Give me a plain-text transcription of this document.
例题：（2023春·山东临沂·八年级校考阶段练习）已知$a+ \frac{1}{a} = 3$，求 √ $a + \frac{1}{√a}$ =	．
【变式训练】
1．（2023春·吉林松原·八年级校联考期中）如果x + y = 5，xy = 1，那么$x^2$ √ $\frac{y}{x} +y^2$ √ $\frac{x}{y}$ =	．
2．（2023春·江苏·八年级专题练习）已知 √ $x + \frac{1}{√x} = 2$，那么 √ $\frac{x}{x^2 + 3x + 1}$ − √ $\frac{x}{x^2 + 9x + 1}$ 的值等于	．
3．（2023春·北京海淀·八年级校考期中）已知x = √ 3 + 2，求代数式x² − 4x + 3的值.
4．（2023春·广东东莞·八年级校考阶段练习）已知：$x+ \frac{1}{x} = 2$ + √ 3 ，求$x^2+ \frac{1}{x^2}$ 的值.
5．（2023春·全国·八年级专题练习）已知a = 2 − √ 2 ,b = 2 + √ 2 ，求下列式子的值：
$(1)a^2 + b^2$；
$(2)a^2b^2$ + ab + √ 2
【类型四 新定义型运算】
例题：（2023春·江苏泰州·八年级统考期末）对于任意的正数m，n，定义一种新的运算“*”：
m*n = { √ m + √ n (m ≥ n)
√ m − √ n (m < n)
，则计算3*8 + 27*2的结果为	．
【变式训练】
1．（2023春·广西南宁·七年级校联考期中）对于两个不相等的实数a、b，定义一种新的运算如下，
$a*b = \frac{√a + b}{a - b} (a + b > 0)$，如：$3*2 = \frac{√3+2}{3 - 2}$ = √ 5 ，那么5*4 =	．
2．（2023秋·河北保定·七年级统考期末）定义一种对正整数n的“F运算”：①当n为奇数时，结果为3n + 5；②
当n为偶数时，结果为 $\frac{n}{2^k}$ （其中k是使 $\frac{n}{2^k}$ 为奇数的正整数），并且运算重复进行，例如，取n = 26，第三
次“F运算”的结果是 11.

******************************

Problem description:
Retype the records that precede this task, keeping them exactly the same.

Result:
Give me a plain-text transcription of this document.
例题：（2023春·山东临沂·八年级校考阶段练习）已知$a+ \frac{1}{a} = 3$，求 √ $a + \frac{1}{√a}$ =	．
【变式训练】
1．（2023春·吉林松原·八年级校联考期中）如果x + y = 5，xy = 1，那么$x^2$ √ $\frac{y}{x} +y^2$ √ $\frac{x}{y}$ =	．
2．（2023春·江苏·八年级专题练习）已知 √ $x + \frac{1}{√x} = 2$，那么 √ $\frac{x}{x^2 + 3x + 1}$ − √ $\frac{x}{x^2 + 9x + 1}$ 的值等于	．
3．（2023春·北京海淀·八年级校考期中）已知x = √ 3 + 2，求代数式x² − 4x + 3的值.
4．（2023春·广东东莞·八年级校考阶段练习）已知：$x+ \frac{1}{x} = 2$ + √ 3 ，求$x^2+ \frac{1}{x^2}$ 的值.
5．（2023春·全国·八年级专题练习）已知a = 2 − √ 2 ,b = 2 + √ 2 ，求下列式子的值：
$(1)a^2 + b^2$；
$(2)a^2b^2$ + ab + √ 2
【类型四 新定义型运算】
例题：（2023春·江苏泰州·八年级统考期末）对于任意的正数m，n，定义一种新的运算“*”：
m*n = { √ m + √ n (m ≥ n)
√ m − √ n (m < n)
，则计算3*8 + 27*2的结果为	．
【变式训练】
1．（2023春·广西南宁·七年级校联考期中）对于两个不相等的实数a、b，定义一种新的运算如下，
$a*b = \frac{√a + b}{a - b} (a + b > 0)$，如：$3*2 = \frac{√3+2}{3 - 2}$ = √ 5 ，那么5*4 =	．
2．（2023秋·河北保定·七年级统考期末）定义一种对正整数n的“F运算”：①当n为奇数时，结果为3n + 5；②
当n为偶数时，结果为 $\frac{n}{2^k}$ （其中k是使 $\frac{n}{2^k}$ 为奇数的正整数），并且运算重复进行，例如，取n = 26，第三
次“F运算”的结果是 11.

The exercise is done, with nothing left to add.